## Set problem
Search the data below for the word "East" and copy each line that holds it.

## Material for this task

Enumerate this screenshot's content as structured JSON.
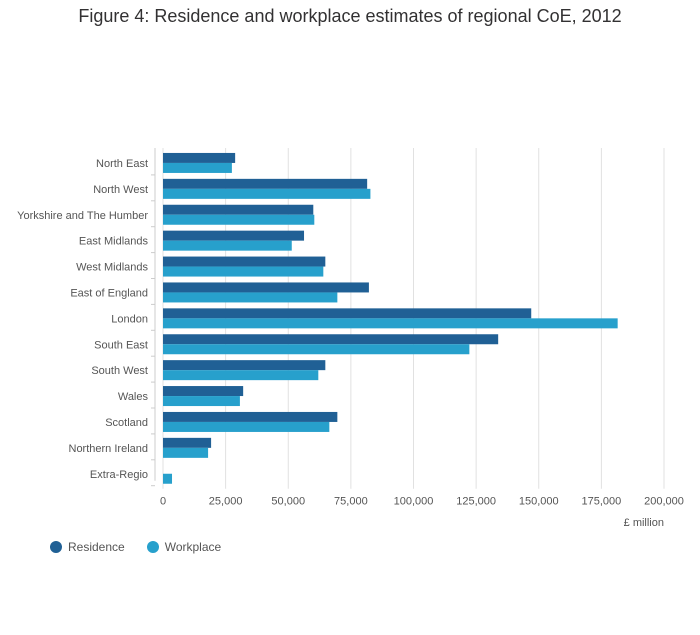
{
  "chart_data": {
    "type": "bar",
    "orientation": "horizontal",
    "title": "Figure 4: Residence and workplace estimates of regional CoE, 2012",
    "xlabel": "£ million",
    "ylabel": "",
    "xlim": [
      0,
      200000
    ],
    "x_ticks": [
      0,
      25000,
      50000,
      75000,
      100000,
      125000,
      150000,
      175000,
      200000
    ],
    "x_tick_labels": [
      "0",
      "25,000",
      "50,000",
      "75,000",
      "100,000",
      "125,000",
      "150,000",
      "175,000",
      "200,000"
    ],
    "grid": true,
    "legend_position": "bottom-left",
    "categories": [
      "North East",
      "North West",
      "Yorkshire and The Humber",
      "East Midlands",
      "West Midlands",
      "East of England",
      "London",
      "South East",
      "South West",
      "Wales",
      "Scotland",
      "Northern Ireland",
      "Extra-Regio"
    ],
    "series": [
      {
        "name": "Residence",
        "color": "#206095",
        "values": [
          28800,
          81500,
          60000,
          56300,
          64800,
          82200,
          147000,
          133800,
          64800,
          32000,
          69600,
          19200,
          0
        ]
      },
      {
        "name": "Workplace",
        "color": "#27a0cc",
        "values": [
          27500,
          82800,
          60400,
          51400,
          64000,
          69600,
          181500,
          122300,
          62000,
          30700,
          66400,
          18000,
          3600
        ]
      }
    ]
  }
}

## Response
      "North East",
      "East Midlands",
      "East of England",
      "South East",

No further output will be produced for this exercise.